Stated exercise:
Return the count of lines that mention "date", with no other words.

Data to use:

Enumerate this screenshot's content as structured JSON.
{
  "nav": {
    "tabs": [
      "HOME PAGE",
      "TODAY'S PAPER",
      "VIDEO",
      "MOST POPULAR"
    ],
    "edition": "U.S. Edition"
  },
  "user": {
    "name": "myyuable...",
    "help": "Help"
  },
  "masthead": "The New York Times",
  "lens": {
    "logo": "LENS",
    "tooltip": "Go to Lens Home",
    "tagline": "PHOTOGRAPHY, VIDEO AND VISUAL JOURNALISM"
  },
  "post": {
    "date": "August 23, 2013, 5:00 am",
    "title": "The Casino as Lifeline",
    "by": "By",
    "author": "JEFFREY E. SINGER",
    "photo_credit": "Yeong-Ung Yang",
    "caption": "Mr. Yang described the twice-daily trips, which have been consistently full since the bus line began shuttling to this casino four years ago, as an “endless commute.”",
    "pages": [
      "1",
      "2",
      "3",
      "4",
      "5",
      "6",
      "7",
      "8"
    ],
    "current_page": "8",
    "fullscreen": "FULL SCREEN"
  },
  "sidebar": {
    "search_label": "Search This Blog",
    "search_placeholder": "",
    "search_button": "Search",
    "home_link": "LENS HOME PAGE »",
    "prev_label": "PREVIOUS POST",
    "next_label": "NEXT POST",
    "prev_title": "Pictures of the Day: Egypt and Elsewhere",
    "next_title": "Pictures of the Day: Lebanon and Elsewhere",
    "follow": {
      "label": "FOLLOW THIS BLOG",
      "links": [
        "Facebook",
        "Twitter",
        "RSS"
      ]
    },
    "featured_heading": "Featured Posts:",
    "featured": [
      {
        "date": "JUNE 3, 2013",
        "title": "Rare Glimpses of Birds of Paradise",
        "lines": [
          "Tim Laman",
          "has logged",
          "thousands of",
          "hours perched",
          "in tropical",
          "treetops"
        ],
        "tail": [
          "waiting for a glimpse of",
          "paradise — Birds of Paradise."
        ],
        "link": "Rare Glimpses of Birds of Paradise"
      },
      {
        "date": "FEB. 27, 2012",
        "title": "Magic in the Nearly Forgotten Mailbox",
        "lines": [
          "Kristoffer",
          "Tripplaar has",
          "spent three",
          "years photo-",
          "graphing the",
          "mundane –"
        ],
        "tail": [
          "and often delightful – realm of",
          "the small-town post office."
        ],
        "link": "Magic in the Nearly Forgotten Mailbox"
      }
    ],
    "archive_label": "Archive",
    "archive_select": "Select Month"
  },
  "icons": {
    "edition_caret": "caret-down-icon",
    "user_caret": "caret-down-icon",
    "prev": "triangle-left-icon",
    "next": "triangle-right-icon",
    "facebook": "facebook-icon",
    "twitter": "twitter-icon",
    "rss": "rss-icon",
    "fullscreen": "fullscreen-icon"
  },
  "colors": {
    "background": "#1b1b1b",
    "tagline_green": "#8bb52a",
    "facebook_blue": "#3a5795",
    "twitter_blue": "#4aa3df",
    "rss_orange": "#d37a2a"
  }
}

The completed task:
3